## begin AVAILABLE DATA

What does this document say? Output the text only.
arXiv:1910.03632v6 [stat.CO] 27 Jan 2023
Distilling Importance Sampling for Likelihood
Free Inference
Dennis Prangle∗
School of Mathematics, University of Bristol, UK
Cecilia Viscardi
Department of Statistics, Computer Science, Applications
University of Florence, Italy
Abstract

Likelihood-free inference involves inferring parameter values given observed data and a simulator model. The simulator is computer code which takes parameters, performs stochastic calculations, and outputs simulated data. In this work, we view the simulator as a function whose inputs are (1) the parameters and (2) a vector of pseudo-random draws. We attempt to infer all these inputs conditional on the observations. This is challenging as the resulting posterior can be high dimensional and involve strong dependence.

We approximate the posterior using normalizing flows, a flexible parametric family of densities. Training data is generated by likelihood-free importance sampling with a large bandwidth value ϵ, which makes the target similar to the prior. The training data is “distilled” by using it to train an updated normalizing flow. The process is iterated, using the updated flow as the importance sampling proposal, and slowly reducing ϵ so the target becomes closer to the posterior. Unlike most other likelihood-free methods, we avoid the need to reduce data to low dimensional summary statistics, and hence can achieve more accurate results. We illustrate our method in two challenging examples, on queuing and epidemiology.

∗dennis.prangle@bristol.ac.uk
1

## end AVAILABLE DATA

• [EXERCISE DESCRIPTION]:
Reproduce every line of the material above exactly.

• [SOLUTION FOR THIS TASK]:
What does this document say? Output the text only.
arXiv:1910.03632v6 [stat.CO] 27 Jan 2023
Distilling Importance Sampling for Likelihood
Free Inference
Dennis Prangle∗
School of Mathematics, University of Bristol, UK
Cecilia Viscardi
Department of Statistics, Computer Science, Applications
University of Florence, Italy
Abstract

Likelihood-free inference involves inferring parameter values given observed data and a simulator model. The simulator is computer code which takes parameters, performs stochastic calculations, and outputs simulated data. In this work, we view the simulator as a function whose inputs are (1) the parameters and (2) a vector of pseudo-random draws. We attempt to infer all these inputs conditional on the observations. This is challenging as the resulting posterior can be high dimensional and involve strong dependence.

We approximate the posterior using normalizing flows, a flexible parametric family of densities. Training data is generated by likelihood-free importance sampling with a large bandwidth value ϵ, which makes the target similar to the prior. The training data is “distilled” by using it to train an updated normalizing flow. The process is iterated, using the updated flow as the importance sampling proposal, and slowly reducing ϵ so the target becomes closer to the posterior. Unlike most other likelihood-free methods, we avoid the need to reduce data to low dimensional summary statistics, and hence can achieve more accurate results. We illustrate our method in two challenging examples, on queuing and epidemiology.

∗dennis.prangle@bristol.ac.uk
1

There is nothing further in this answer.